> [What to produce] Transcribe the lines below verbatim, skipping the images.

> [Information shown]
#####

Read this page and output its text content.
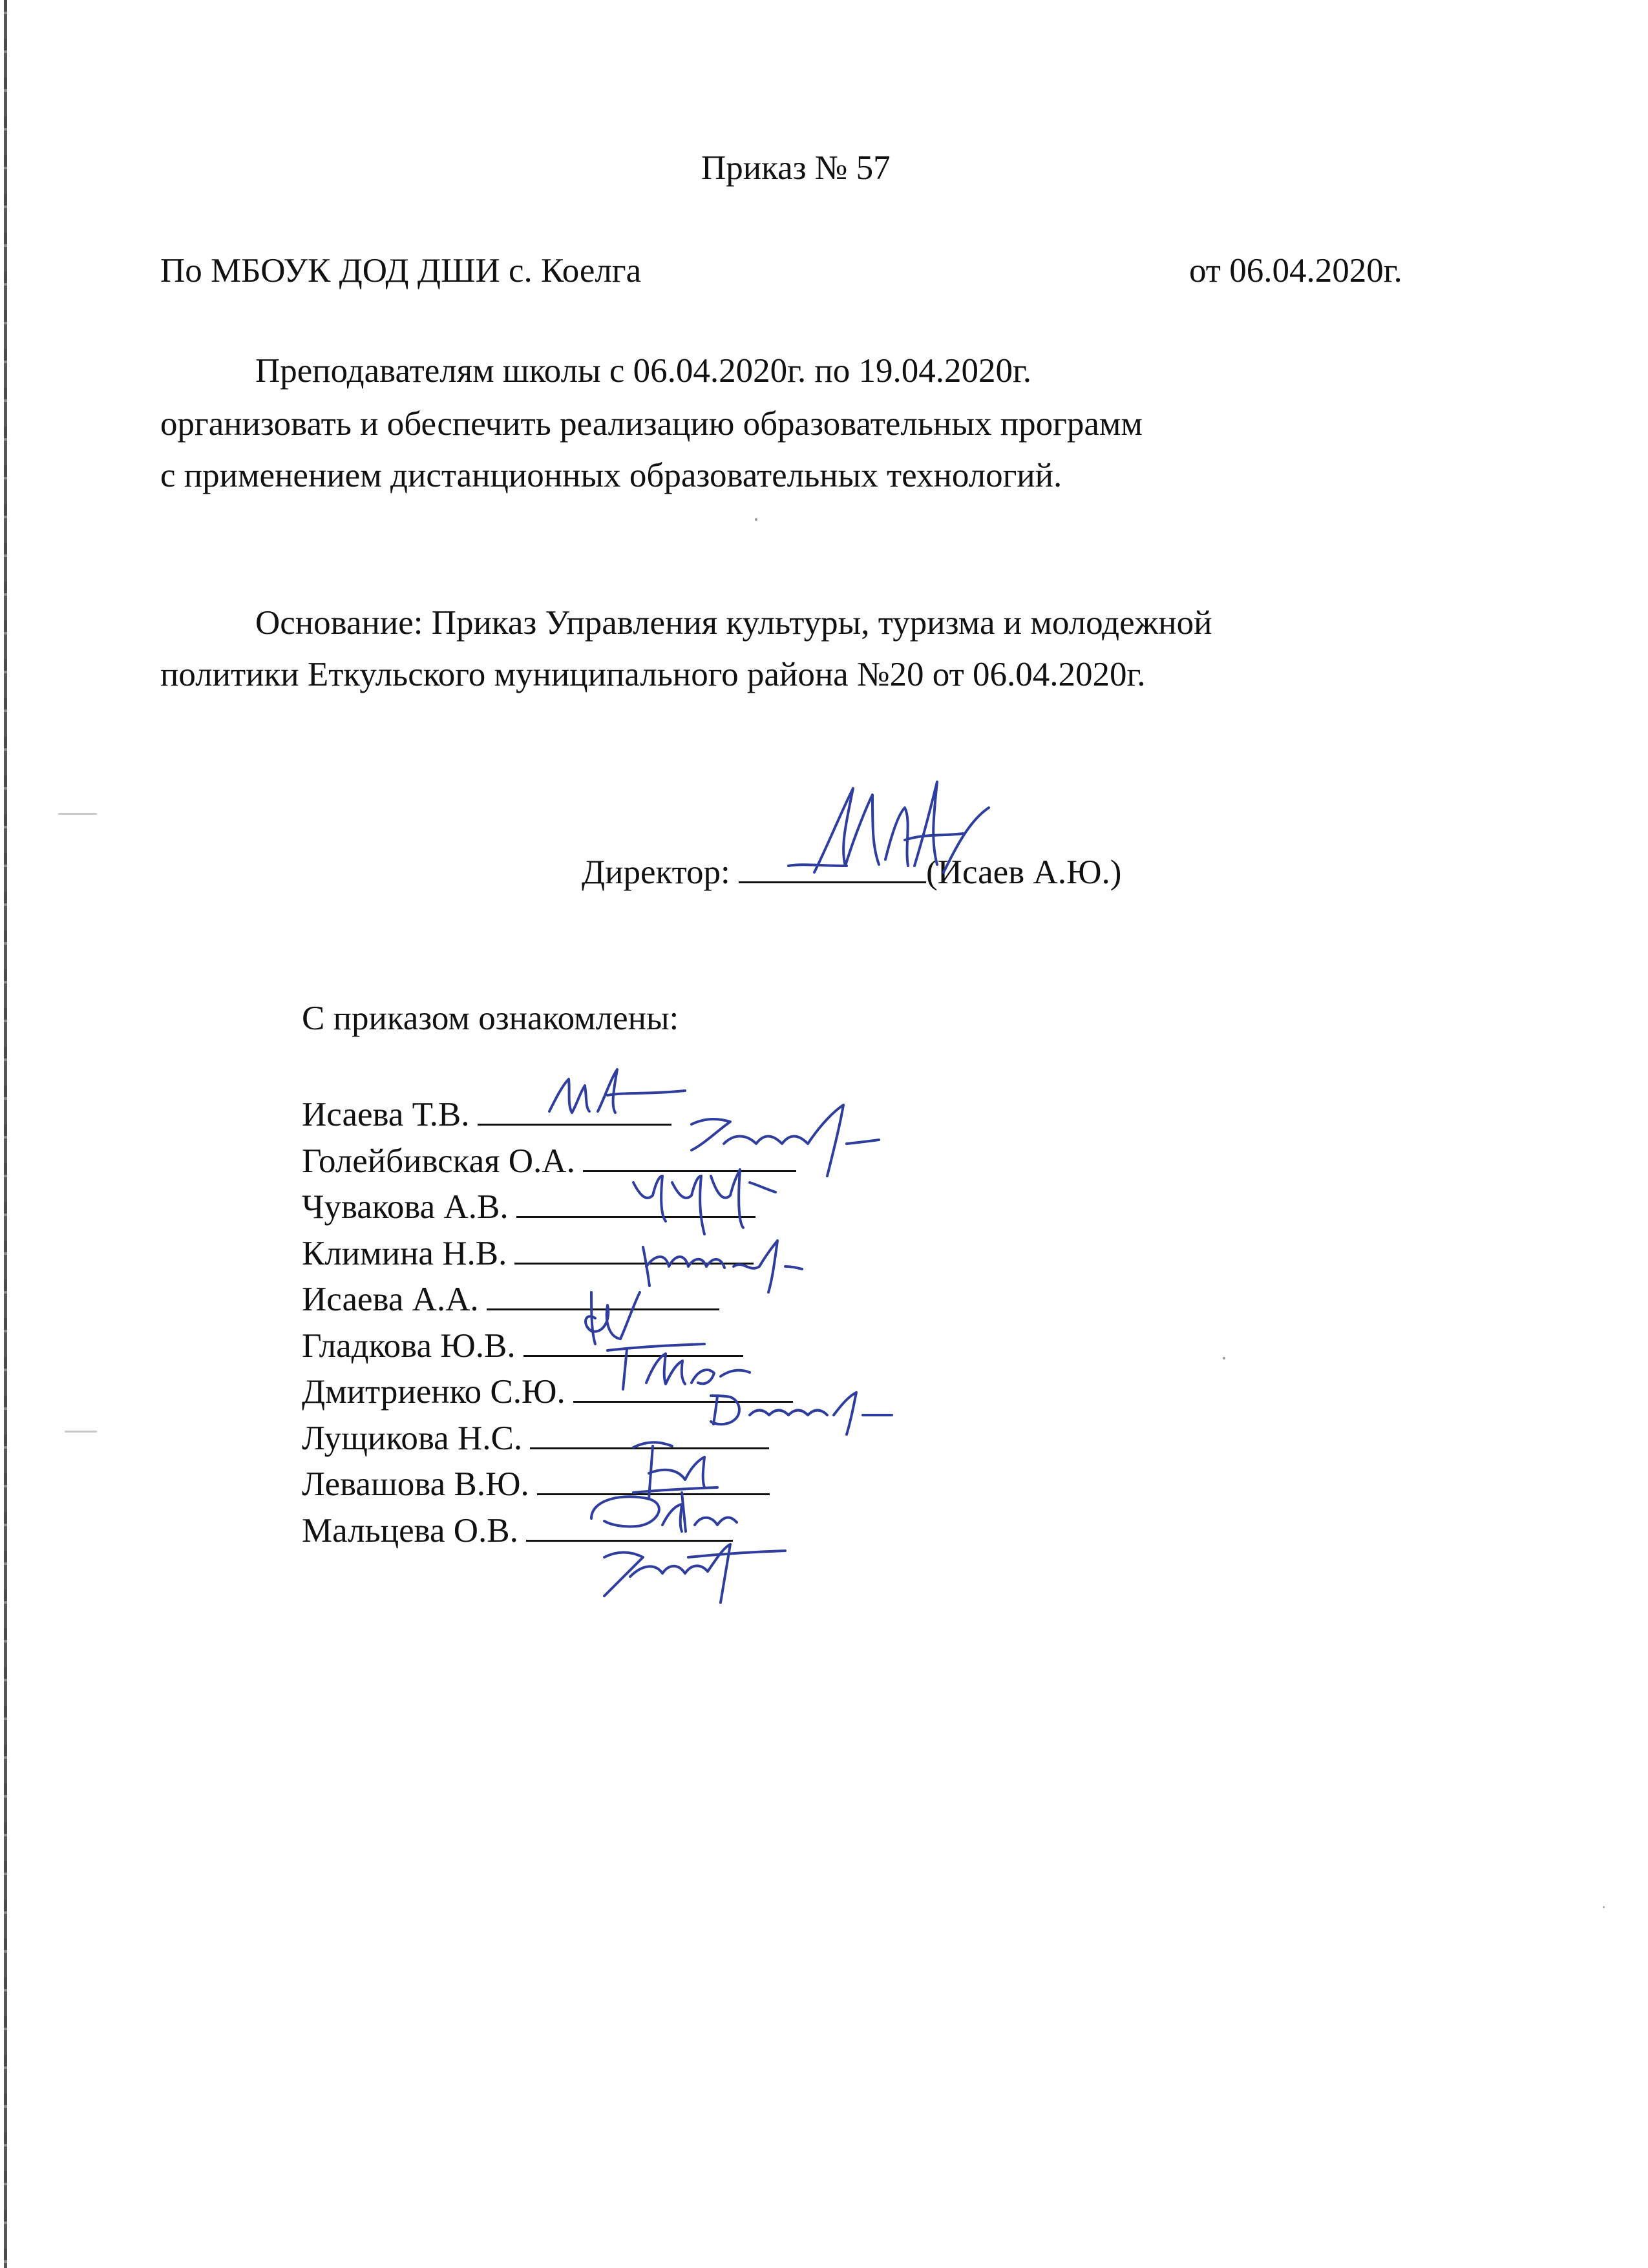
Приказ № 57
По МБОУК ДОД ДШИ с. Коелга	от 06.04.2020г.
Преподавателям школы с 06.04.2020г. по 19.04.2020г.
организовать и обеспечить реализацию образовательных программ
с применением дистанционных образовательных технологий.
Основание: Приказ Управления культуры, туризма и молодежной
политики Еткульского муниципального района №20 от 06.04.2020г.
Директор:	(Исаев А.Ю.)
С приказом ознакомлены:
Исаева Т.В.
Голейбивская О.А.
Чувакова А.В.
Климина Н.В.
Исаева А.А.
Гладкова Ю.В.
Дмитриенко С.Ю.
Лущикова Н.С.
Левашова В.Ю.
Мальцева О.В.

#####

> [Exercise result]
Read this page and output its text content.
Приказ № 57
По МБОУК ДОД ДШИ с. Коелга	от 06.04.2020г.
Преподавателям школы с 06.04.2020г. по 19.04.2020г.
организовать и обеспечить реализацию образовательных программ
с применением дистанционных образовательных технологий.
Основание: Приказ Управления культуры, туризма и молодежной
политики Еткульского муниципального района №20 от 06.04.2020г.
Директор:	(Исаев А.Ю.)
С приказом ознакомлены:
Исаева Т.В.
Голейбивская О.А.
Чувакова А.В.
Климина Н.В.
Исаева А.А.
Гладкова Ю.В.
Дмитриенко С.Ю.
Лущикова Н.С.
Левашова В.Ю.
Мальцева О.В.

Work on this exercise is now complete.